▸ **Task statement**: Write out the passage of the film review below from "Nominally, by standards" to "and even lyrical.", keeping every word and mark unchanged.

▸ **Page extract**:
Our Grade: B (*** out of *****)

Somewhere Poster.jpeg

Theatrical release poster


A winner of the Golden Lion Award for Best Picture at the 2010 Venice Film Fest, “Somewhere” will be released by Focus Features December 22 in a platform mode.
Photo: Sofia Coppola with John Waters
Sofia Coppola is nothing if not a versatile filmmaker. Each one of her four films over the past decade has been entirely different in theme, style and mood. I have followed her career closely from the very beginning, having reviewed for Variety her impressive feature debut, “The Virgin Suicides,” when it premiered in Cannes Film Fest in 1999, in the Directors Fortnight section.
Overall, of her four films to date, “Lost in Translation,” which was nominated for several Oscars and won for Coppola the Best Original Screenplay, is the strongest one. But each one of her features, including the weakest one, “Marie Antoinette,” has some merits.
Nominally, by standards of mainstream cinema, “Somewhere” is plotless—not much happen by way of action or events. Though the feature is minimal in terms of characters–only two–Coppola is not interested in the psychology, motivations, or past of her protagonists.  The picture, whose narrative duration is rather short, is about the here and now.
What she is interested in—and excels at—is attention to detail, sharp observational powers, non-judgmental approach to “deviant” lifestyles, smoothly seductive visual style (courtesy of ace lenser Harris Savides), and establishing the right tone for a tale, which in its good moments is sweet, melancholy, and even lyrical.
Unlike her previous movies, “Somewhere” is stronger in subtext than text, and it’s the kind of film that continues to linger in memory long after the viewing in specific images rather than ideas.
With the exception of one chapter in Milano, most of the tale is set in and around the famous (and infamous) hotel, Chateau Marmont (right off Sunset Boulevard), where the actor Johnny Marco, the tale’s (anti) hero resides. (It’s a neighborhood I know well; my first house in L.A. was on Marmont Avenue).
In the first scene, Marco is in bed, drugged or semi-drugged, watching, but not particularly interested in, two twin strippers perform in his room. When he falls asleep during the spectacle, the two blonde girls pack their equipment and leave, and we get the feeling that it has happened before.
Marco’s low-key existence is defined by being comfortably numb, drifting along with (or without) the help of pills and various available girls. Women around the pool or neighbors of his throw themselves at Marco, but sex is not exactly a priority for him.
Occasionally, he leaves the hotel and drives around town in his Ferrari. One such outing is to a press conference in the Four Seasons Hotel, during which he is inarticulate and clearly not interested in talking to the press.
Things beginning to change slowly, when his 11-year-old daughter Cleo (Elle Fanning), a product of his failed marriage, arrives unexpectedly at the Chateau.   A telephone call from his ex-wife informs Marco that he needs to take care of Cleo for a while, and among other chores, will have to take her to summer camp.
The encounters between dad and his daughter, which form the emotional center and the best part of the narrative, result in a mid-life crisis, though not a sudden or melodramatic one.  Getting to know his daughter, her needs, and her wishes, encourage Marco to reassess his lifestyle and make some fateful decisions about his future. But none of it is discussed or verbalized or analyzed in psychological or psychoanalytic terms, and Coppola should be given credit for that.

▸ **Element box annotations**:
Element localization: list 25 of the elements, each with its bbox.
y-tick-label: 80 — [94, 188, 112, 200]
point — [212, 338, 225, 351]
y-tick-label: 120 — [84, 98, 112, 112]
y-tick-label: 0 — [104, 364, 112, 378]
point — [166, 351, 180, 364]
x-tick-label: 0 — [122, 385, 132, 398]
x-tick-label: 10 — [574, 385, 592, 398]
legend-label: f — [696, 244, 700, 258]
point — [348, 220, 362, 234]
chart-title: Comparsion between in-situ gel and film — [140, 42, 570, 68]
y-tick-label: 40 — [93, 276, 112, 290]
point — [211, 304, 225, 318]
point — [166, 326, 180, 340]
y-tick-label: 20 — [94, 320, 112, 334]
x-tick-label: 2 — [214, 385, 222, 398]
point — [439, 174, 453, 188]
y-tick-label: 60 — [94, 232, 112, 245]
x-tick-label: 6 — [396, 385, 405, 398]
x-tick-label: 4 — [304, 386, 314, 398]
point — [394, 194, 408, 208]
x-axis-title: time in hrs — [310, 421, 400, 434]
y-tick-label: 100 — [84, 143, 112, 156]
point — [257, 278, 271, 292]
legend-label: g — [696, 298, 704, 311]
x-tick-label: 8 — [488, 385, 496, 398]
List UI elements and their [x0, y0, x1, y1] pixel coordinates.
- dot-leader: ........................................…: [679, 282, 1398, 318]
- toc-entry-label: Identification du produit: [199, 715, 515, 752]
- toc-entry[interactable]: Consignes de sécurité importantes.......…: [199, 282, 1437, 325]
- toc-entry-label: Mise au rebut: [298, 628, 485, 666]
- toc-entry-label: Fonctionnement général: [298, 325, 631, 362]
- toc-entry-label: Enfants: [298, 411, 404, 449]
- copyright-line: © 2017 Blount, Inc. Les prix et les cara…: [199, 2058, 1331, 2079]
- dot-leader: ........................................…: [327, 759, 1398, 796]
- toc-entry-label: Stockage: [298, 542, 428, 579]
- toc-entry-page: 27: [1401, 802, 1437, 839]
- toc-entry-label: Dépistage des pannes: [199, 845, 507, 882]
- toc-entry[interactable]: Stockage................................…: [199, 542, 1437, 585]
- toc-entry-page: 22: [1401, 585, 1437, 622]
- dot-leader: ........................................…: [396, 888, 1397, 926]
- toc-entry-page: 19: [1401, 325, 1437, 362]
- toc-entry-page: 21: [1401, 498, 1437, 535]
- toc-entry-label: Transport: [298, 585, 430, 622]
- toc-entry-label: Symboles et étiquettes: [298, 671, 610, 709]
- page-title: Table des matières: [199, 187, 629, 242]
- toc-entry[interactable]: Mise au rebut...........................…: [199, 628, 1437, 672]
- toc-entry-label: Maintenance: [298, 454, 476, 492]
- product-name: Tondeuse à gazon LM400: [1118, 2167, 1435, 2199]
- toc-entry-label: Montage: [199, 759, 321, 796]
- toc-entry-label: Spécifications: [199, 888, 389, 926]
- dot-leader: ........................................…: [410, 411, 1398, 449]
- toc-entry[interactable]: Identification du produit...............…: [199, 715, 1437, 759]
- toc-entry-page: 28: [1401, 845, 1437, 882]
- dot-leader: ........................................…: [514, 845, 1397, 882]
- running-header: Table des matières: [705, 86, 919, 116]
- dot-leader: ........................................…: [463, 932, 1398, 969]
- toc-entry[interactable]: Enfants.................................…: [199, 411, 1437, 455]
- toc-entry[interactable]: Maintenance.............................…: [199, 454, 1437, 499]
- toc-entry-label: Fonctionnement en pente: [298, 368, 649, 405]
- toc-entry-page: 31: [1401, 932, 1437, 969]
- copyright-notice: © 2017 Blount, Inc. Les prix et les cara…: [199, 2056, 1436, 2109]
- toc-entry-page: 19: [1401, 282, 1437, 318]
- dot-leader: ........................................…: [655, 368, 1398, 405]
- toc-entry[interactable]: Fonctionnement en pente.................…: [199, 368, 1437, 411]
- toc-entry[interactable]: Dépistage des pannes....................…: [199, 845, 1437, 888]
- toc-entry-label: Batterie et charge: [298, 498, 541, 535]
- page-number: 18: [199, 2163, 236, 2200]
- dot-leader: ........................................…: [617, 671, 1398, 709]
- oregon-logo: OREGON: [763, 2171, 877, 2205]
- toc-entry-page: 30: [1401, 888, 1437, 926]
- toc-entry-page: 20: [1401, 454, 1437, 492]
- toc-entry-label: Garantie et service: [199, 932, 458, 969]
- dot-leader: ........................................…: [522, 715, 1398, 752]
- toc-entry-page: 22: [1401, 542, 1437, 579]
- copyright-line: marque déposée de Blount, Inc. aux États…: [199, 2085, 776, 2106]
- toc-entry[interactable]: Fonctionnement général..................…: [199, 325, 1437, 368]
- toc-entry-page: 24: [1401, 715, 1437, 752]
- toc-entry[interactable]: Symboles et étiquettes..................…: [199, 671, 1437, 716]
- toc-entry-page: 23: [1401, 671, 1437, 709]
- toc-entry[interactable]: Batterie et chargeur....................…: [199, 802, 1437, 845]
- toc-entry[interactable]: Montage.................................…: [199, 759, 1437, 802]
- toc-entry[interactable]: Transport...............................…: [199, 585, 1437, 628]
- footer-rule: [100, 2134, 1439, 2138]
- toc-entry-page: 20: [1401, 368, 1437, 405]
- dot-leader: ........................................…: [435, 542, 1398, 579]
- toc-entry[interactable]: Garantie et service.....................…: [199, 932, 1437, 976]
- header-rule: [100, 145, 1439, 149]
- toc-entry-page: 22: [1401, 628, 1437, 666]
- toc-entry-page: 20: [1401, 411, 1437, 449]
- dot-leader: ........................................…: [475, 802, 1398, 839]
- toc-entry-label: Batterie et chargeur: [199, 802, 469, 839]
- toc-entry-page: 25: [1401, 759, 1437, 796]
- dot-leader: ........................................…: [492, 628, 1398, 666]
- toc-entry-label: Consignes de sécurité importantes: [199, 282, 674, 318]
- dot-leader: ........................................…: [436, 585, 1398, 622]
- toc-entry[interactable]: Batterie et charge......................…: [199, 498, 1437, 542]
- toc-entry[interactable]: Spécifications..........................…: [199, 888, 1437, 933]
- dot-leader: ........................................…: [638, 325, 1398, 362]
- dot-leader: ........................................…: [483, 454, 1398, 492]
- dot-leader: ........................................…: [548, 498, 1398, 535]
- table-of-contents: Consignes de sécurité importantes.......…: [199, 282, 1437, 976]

▸ **Output**:
Nominally, by standards of mainstream cinema, “Somewhere” is plotless—not much happen by way of action or events. Though the feature is minimal in terms of characters–only two–Coppola is not interested in the psychology, motivations, or past of her protagonists.  The picture, whose narrative duration is rather short, is about the here and now.
What she is interested in—and excels at—is attention to detail, sharp observational powers, non-judgmental approach to “deviant” lifestyles, smoothly seductive visual style (courtesy of ace lenser Harris Savides), and establishing the right tone for a tale, which in its good moments is sweet, melancholy, and even lyrical.